• [ASSIGNMENT] In the entries that follow, find each line with the word "cover" and copy it.

• [THE DATA]
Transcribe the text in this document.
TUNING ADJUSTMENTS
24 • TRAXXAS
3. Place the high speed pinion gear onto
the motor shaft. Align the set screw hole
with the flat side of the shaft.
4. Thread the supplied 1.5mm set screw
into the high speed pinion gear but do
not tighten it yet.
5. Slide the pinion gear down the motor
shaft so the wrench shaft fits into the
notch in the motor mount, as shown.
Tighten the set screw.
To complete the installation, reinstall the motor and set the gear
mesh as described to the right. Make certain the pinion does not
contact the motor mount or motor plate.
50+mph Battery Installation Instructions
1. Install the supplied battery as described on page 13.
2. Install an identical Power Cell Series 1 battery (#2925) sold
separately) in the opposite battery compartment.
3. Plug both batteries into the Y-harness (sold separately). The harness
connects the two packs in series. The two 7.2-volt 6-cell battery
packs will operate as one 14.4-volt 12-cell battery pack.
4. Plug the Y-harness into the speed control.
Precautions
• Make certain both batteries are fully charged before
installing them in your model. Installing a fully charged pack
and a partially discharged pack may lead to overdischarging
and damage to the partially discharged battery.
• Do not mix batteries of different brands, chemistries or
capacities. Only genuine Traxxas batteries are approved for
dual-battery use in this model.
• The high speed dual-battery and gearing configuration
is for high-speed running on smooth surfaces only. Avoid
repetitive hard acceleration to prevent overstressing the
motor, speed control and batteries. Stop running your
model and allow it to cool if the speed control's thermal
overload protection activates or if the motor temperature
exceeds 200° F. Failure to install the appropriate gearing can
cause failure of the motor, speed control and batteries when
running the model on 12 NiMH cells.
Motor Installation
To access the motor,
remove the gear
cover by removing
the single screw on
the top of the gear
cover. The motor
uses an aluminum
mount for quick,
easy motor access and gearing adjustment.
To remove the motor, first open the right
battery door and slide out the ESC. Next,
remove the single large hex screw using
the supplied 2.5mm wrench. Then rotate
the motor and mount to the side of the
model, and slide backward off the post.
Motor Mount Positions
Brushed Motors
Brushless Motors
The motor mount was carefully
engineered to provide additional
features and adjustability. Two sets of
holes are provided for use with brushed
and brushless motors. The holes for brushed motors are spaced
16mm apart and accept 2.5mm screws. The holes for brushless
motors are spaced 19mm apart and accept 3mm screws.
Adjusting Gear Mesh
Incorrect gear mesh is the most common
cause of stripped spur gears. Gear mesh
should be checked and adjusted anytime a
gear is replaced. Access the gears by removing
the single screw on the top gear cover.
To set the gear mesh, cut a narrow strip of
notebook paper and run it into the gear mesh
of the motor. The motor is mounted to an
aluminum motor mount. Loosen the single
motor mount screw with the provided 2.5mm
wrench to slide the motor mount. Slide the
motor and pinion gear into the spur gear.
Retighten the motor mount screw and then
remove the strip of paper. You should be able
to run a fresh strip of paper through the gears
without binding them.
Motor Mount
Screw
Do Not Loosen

==

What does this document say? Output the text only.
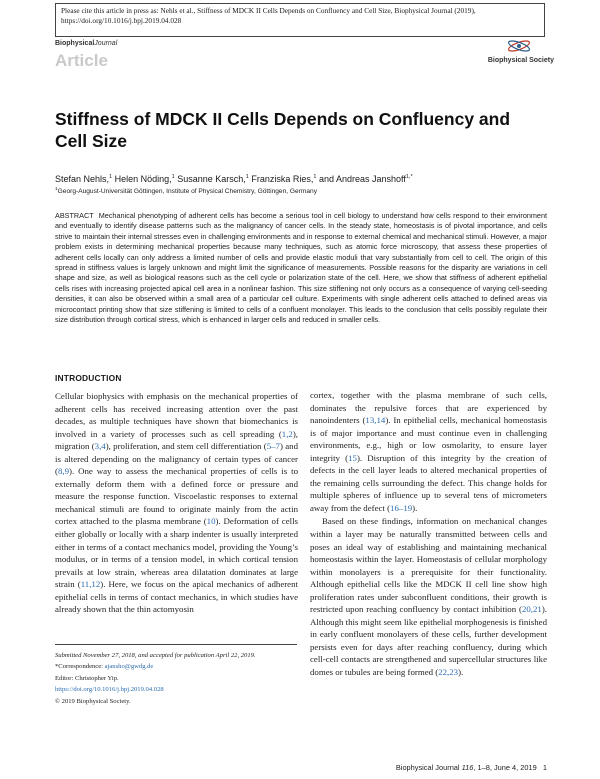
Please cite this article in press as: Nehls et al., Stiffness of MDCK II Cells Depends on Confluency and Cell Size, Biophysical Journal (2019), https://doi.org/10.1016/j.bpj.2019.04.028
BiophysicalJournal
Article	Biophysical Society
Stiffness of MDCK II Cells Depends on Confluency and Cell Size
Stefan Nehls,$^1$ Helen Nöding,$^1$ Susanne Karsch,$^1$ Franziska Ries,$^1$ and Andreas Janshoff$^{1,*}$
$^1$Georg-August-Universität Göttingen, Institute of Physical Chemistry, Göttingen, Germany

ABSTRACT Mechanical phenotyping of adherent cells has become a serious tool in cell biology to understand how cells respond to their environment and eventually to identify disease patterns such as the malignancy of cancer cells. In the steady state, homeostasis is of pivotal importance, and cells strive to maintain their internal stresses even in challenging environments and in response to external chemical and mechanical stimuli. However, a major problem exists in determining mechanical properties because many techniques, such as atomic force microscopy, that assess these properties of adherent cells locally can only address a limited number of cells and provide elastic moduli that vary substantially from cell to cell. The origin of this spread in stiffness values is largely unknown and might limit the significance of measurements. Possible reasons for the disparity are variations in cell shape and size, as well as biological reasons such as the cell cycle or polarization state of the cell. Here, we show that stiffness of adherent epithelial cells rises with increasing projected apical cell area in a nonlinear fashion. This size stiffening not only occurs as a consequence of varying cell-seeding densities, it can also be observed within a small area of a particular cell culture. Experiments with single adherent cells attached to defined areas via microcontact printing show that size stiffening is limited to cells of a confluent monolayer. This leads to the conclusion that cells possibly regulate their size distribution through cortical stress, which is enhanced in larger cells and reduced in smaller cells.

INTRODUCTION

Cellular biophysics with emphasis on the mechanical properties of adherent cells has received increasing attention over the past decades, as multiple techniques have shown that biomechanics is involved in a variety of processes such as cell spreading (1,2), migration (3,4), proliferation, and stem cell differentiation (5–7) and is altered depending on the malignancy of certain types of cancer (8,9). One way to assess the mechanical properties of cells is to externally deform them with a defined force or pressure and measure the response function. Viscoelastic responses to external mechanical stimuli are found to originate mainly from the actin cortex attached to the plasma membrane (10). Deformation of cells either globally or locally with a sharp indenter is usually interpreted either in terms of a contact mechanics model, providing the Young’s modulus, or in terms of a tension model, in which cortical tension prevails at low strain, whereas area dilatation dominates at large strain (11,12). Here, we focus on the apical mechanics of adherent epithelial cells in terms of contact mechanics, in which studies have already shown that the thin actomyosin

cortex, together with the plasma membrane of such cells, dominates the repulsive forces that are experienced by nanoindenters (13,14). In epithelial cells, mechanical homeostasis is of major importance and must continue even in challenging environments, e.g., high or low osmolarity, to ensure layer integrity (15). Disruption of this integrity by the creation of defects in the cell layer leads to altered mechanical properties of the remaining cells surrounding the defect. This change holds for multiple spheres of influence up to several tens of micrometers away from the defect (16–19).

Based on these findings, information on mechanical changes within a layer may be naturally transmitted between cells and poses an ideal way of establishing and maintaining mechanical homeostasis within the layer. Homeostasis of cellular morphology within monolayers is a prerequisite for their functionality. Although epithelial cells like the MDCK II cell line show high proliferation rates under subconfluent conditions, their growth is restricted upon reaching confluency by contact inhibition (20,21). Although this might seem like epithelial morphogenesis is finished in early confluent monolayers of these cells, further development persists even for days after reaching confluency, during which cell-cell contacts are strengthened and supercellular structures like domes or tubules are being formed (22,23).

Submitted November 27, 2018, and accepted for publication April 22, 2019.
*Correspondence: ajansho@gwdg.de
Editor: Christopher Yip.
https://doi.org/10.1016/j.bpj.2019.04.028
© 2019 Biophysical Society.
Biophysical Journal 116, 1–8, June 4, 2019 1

• [SOLUTION TO THIS EXERCISE]
cover by removing
cover. The motor
the single screw on the top gear cover.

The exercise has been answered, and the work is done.